**TASK BRIEF**
Locate the line that contains "Transcribe the text in this document.". Copy it and every following line through the end of the records, exactly, and include nothing else.
-- BEGIN LISTED ENTRIES --
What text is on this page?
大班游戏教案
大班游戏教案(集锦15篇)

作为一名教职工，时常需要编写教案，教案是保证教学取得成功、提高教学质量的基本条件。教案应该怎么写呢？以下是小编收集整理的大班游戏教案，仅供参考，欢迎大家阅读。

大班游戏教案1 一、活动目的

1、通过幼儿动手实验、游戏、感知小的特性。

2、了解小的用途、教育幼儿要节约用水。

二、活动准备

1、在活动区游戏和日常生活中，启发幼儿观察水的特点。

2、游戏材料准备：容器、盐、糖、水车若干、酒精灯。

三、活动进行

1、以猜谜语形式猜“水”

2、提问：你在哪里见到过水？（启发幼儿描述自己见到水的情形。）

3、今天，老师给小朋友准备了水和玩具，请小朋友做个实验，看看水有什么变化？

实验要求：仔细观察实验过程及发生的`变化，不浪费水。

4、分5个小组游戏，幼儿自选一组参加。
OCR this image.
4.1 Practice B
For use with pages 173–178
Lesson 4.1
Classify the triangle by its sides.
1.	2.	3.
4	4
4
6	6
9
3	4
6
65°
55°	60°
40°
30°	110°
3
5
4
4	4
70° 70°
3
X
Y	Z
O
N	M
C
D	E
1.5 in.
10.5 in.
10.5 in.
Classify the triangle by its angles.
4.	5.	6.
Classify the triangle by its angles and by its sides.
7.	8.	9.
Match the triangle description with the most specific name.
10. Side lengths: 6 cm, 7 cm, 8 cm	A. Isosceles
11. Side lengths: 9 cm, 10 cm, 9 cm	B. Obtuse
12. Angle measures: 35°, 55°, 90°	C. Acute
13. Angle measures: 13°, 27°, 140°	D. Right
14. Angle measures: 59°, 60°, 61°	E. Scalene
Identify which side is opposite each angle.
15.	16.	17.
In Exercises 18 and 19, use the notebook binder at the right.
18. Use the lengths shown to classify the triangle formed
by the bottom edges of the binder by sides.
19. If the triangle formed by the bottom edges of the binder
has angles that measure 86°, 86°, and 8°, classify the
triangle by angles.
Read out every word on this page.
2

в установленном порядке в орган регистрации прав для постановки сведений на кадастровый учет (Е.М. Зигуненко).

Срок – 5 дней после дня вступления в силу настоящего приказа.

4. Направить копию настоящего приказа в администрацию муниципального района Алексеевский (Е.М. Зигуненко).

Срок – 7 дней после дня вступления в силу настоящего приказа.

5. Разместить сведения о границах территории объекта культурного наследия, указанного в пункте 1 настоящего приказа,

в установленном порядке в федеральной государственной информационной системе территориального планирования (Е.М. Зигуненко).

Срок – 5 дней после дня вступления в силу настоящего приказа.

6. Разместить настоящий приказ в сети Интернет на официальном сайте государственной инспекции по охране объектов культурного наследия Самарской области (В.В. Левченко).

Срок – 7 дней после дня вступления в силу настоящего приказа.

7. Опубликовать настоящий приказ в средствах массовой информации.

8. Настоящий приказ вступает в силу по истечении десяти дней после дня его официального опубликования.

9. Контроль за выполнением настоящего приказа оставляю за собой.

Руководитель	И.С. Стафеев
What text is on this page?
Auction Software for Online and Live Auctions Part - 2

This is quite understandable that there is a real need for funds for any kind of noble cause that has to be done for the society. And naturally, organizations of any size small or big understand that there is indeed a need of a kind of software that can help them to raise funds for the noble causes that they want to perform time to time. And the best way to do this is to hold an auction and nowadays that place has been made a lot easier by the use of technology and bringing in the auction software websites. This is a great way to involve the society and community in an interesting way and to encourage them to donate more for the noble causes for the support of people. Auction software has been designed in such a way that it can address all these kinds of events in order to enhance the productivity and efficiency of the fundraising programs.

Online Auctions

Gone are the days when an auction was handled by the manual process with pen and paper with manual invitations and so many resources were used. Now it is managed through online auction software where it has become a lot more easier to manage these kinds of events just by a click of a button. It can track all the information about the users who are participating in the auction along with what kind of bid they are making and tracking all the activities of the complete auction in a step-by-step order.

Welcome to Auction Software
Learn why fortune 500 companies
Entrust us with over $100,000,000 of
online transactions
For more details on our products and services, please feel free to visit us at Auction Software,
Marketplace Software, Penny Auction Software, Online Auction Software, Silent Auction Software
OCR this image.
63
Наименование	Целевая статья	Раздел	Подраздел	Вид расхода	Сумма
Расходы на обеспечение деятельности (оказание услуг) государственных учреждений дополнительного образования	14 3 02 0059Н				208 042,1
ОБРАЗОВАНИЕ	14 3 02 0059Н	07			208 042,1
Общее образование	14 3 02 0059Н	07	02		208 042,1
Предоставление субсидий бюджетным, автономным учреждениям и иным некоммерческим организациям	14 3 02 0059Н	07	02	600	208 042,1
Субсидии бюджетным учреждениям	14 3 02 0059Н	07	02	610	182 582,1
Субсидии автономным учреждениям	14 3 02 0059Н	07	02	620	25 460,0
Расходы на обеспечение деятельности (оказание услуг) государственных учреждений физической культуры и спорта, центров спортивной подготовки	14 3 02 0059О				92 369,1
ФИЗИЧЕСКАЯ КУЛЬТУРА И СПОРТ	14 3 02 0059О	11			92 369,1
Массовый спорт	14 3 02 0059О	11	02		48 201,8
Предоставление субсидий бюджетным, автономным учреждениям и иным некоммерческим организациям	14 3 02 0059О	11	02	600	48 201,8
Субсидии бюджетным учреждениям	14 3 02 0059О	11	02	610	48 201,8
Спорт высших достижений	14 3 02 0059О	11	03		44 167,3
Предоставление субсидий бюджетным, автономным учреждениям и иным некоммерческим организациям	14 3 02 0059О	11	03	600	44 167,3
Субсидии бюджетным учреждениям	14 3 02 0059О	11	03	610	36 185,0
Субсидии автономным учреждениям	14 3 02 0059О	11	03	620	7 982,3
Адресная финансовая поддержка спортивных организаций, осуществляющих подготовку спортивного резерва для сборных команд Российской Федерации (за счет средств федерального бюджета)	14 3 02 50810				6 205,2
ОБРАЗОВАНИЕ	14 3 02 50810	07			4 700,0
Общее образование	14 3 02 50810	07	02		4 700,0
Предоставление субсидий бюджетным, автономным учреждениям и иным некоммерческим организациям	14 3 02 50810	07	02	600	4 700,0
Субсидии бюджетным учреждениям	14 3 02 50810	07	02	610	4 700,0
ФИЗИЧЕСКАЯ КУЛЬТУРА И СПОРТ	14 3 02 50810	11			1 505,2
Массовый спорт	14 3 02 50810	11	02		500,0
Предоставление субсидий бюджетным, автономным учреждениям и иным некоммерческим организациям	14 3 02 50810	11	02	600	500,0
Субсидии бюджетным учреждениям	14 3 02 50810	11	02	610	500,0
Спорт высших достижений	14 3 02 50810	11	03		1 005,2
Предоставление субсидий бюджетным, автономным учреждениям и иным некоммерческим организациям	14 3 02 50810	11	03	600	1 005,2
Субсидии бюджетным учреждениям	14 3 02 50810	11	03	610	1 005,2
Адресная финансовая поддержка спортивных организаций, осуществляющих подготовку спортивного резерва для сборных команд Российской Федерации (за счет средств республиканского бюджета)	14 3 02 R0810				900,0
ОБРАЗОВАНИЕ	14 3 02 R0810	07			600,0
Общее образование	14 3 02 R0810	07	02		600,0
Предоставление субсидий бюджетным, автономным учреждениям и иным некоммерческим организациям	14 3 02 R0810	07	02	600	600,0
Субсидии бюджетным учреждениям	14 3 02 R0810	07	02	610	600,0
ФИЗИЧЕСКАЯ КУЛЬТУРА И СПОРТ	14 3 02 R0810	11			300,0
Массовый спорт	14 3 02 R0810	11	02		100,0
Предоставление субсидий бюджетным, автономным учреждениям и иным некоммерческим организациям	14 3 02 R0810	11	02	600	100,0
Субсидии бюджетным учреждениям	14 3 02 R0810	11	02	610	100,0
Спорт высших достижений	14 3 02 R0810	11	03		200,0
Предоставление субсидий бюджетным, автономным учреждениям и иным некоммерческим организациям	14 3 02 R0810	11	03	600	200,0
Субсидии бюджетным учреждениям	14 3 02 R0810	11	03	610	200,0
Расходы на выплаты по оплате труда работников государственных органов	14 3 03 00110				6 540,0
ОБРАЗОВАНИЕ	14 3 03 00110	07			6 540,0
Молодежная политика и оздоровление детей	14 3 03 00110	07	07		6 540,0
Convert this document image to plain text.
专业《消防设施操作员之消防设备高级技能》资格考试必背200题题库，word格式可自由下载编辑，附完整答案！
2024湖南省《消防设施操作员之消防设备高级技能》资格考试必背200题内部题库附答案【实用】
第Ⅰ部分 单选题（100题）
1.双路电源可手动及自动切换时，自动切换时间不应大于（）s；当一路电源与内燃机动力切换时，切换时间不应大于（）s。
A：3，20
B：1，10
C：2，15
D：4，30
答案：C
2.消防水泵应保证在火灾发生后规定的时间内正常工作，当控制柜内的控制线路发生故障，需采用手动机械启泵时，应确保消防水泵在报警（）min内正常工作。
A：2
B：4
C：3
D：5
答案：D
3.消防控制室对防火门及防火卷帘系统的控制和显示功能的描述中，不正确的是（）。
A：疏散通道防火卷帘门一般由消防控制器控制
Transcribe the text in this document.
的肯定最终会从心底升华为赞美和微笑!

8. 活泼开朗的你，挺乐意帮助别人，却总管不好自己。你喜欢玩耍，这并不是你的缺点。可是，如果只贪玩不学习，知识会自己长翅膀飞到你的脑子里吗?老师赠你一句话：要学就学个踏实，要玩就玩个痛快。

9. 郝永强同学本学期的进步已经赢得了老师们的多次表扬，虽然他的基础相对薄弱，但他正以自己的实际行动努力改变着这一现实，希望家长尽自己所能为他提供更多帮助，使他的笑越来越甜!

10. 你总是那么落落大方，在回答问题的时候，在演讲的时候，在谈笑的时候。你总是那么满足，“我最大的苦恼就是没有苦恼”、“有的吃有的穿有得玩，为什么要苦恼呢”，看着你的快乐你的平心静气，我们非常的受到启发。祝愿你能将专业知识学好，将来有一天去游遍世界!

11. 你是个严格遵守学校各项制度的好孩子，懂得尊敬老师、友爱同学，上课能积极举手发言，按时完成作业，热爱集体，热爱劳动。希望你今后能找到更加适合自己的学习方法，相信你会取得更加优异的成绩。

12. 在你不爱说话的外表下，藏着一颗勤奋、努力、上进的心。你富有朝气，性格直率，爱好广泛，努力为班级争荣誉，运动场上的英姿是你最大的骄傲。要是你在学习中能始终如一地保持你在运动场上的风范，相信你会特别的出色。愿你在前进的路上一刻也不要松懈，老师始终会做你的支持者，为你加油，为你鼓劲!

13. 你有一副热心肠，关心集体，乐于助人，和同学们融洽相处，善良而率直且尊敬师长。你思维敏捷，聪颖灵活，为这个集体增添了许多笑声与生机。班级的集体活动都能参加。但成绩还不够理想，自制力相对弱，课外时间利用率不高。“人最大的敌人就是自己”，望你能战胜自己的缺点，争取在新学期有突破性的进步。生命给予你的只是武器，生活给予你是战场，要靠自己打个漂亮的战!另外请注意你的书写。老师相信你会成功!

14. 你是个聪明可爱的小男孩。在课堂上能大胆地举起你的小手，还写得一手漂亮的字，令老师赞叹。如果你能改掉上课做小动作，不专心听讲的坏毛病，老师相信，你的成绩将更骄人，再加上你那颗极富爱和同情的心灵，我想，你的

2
-- END LISTED ENTRIES --
**RESULT**
Transcribe the text in this document.
的肯定最终会从心底升华为赞美和微笑!

8. 活泼开朗的你，挺乐意帮助别人，却总管不好自己。你喜欢玩耍，这并不是你的缺点。可是，如果只贪玩不学习，知识会自己长翅膀飞到你的脑子里吗?老师赠你一句话：要学就学个踏实，要玩就玩个痛快。

9. 郝永强同学本学期的进步已经赢得了老师们的多次表扬，虽然他的基础相对薄弱，但他正以自己的实际行动努力改变着这一现实，希望家长尽自己所能为他提供更多帮助，使他的笑越来越甜!

10. 你总是那么落落大方，在回答问题的时候，在演讲的时候，在谈笑的时候。你总是那么满足，“我最大的苦恼就是没有苦恼”、“有的吃有的穿有得玩，为什么要苦恼呢”，看着你的快乐你的平心静气，我们非常的受到启发。祝愿你能将专业知识学好，将来有一天去游遍世界!

11. 你是个严格遵守学校各项制度的好孩子，懂得尊敬老师、友爱同学，上课能积极举手发言，按时完成作业，热爱集体，热爱劳动。希望你今后能找到更加适合自己的学习方法，相信你会取得更加优异的成绩。

12. 在你不爱说话的外表下，藏着一颗勤奋、努力、上进的心。你富有朝气，性格直率，爱好广泛，努力为班级争荣誉，运动场上的英姿是你最大的骄傲。要是你在学习中能始终如一地保持你在运动场上的风范，相信你会特别的出色。愿你在前进的路上一刻也不要松懈，老师始终会做你的支持者，为你加油，为你鼓劲!

13. 你有一副热心肠，关心集体，乐于助人，和同学们融洽相处，善良而率直且尊敬师长。你思维敏捷，聪颖灵活，为这个集体增添了许多笑声与生机。班级的集体活动都能参加。但成绩还不够理想，自制力相对弱，课外时间利用率不高。“人最大的敌人就是自己”，望你能战胜自己的缺点，争取在新学期有突破性的进步。生命给予你的只是武器，生活给予你是战场，要靠自己打个漂亮的战!另外请注意你的书写。老师相信你会成功!

14. 你是个聪明可爱的小男孩。在课堂上能大胆地举起你的小手，还写得一手漂亮的字，令老师赞叹。如果你能改掉上课做小动作，不专心听讲的坏毛病，老师相信，你的成绩将更骄人，再加上你那颗极富爱和同情的心灵，我想，你的

2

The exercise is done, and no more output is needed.